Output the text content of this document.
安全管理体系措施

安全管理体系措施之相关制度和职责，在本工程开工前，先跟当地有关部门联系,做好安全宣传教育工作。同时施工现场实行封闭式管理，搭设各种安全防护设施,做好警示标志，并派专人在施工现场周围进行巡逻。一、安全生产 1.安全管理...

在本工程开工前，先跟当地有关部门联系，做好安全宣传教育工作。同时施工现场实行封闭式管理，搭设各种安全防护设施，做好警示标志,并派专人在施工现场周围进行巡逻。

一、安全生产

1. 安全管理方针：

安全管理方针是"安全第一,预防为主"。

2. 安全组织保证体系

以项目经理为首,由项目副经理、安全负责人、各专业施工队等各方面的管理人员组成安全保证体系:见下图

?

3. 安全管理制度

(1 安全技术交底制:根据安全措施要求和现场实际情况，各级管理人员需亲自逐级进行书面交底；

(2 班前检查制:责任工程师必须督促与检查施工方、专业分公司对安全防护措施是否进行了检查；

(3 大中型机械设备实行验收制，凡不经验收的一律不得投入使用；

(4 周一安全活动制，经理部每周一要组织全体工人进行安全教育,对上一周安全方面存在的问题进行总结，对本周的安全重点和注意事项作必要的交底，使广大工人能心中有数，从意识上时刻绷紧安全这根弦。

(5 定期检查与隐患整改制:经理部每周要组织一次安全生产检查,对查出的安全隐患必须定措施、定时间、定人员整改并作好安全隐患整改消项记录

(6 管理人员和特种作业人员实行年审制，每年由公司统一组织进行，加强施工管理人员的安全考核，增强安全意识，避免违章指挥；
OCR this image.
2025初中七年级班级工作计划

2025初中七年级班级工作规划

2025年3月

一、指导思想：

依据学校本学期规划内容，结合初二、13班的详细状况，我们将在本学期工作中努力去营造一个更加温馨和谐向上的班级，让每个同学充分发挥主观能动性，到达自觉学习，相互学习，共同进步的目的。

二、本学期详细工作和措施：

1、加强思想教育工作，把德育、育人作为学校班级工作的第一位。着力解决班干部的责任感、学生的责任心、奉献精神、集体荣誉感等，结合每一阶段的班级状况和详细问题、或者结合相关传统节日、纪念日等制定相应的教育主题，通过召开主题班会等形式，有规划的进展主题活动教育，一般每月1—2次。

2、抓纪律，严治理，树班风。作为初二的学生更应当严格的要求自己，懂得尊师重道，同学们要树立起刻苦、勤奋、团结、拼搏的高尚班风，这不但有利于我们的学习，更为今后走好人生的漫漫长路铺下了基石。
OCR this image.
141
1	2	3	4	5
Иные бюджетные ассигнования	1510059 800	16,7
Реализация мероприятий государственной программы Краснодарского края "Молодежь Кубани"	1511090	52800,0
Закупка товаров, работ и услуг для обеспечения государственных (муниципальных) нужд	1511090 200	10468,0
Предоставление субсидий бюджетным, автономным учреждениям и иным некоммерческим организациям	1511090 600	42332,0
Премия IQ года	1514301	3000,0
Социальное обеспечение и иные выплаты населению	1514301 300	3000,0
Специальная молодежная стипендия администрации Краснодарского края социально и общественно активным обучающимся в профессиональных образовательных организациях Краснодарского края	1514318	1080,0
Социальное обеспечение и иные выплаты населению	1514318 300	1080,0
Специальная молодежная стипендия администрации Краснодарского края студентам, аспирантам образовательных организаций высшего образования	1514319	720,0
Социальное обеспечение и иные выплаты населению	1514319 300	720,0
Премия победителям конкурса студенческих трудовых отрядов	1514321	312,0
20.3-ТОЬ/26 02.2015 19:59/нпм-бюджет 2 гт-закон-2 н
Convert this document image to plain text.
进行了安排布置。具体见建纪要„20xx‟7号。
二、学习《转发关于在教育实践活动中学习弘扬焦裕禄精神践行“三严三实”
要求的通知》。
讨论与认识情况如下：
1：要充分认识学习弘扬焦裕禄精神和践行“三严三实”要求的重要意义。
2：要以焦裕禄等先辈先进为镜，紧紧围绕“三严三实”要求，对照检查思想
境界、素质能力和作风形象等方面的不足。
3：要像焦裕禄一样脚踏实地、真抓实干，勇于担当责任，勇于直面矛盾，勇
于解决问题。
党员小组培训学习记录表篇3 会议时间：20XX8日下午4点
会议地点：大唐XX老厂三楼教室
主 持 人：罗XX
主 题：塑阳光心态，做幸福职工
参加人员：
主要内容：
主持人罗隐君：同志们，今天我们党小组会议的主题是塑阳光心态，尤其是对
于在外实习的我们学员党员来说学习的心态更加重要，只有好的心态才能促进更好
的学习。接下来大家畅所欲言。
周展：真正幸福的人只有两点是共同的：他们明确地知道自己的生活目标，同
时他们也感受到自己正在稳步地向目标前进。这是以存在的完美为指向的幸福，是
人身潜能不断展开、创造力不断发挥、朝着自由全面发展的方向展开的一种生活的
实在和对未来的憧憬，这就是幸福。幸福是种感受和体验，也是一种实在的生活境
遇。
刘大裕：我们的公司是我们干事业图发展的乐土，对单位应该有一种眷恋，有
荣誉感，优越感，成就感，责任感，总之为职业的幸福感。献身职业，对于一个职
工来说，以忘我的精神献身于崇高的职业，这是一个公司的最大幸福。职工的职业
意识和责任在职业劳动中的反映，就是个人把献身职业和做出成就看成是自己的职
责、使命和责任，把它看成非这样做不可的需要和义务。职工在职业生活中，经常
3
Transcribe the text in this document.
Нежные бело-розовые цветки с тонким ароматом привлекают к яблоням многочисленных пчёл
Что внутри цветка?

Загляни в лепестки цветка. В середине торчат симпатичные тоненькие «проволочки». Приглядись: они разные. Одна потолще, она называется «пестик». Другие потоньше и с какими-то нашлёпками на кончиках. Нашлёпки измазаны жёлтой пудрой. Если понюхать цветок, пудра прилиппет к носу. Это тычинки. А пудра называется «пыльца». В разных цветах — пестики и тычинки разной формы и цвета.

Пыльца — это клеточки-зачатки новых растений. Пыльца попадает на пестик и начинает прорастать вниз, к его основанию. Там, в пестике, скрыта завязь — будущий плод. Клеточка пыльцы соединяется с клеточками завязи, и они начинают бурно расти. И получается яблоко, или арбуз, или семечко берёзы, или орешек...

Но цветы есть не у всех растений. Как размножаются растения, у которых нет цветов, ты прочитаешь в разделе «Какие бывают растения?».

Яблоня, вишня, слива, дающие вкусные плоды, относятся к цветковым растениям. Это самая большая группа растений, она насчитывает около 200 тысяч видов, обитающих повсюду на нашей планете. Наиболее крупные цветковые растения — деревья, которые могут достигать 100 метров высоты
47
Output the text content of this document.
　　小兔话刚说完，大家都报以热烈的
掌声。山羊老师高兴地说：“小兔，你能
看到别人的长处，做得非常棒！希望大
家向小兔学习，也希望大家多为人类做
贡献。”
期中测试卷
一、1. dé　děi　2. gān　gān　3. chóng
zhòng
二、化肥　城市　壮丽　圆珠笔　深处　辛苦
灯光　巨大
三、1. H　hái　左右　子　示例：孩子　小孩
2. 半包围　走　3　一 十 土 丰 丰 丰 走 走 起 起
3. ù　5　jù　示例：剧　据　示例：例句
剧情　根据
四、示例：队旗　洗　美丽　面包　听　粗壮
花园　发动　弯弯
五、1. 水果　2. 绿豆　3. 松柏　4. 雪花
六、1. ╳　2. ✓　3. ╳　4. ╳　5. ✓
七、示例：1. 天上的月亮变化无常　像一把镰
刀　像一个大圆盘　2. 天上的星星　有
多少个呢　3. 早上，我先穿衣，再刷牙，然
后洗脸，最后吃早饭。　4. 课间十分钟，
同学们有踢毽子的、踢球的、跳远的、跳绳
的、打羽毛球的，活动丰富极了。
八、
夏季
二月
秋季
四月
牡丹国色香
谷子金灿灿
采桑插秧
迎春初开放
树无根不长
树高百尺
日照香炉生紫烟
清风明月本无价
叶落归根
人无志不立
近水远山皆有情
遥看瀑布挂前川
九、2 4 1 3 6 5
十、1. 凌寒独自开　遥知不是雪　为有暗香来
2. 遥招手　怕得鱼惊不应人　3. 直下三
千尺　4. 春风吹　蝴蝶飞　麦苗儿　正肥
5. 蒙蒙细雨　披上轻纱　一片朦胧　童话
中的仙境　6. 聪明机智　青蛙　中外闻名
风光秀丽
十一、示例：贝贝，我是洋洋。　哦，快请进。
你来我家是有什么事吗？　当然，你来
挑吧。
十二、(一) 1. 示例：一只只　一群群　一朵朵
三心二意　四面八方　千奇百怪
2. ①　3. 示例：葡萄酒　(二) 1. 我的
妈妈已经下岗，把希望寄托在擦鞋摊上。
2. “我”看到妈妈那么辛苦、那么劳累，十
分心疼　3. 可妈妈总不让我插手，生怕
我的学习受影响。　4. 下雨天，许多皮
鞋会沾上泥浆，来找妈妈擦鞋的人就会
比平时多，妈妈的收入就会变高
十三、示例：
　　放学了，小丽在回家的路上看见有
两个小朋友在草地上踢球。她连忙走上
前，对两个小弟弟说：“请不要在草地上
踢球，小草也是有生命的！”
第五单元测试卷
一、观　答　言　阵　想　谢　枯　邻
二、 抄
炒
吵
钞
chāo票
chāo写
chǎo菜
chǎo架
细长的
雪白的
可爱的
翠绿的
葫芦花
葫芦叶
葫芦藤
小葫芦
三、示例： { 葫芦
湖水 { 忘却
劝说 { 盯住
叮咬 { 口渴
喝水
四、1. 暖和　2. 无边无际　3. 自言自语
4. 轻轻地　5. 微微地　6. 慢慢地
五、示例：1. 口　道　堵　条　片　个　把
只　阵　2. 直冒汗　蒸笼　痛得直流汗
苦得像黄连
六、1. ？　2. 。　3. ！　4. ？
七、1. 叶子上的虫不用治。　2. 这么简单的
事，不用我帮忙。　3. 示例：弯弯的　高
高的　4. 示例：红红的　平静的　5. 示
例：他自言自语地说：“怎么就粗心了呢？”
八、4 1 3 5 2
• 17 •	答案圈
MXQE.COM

++++++++++

> **Task**:
Your task is to pick out every line with the string "做好警示标志" and copy it.

> **Result of this task**:
安全管理体系措施之相关制度和职责，在本工程开工前，先跟当地有关部门联系,做好安全宣传教育工作。同时施工现场实行封闭式管理，搭设各种安全防护设施,做好警示标志，并派专人在施工现场周围进行巡逻。一、安全生产 1.安全管理...
在本工程开工前，先跟当地有关部门联系，做好安全宣传教育工作。同时施工现场实行封闭式管理，搭设各种安全防护设施，做好警示标志,并派专人在施工现场周围进行巡逻。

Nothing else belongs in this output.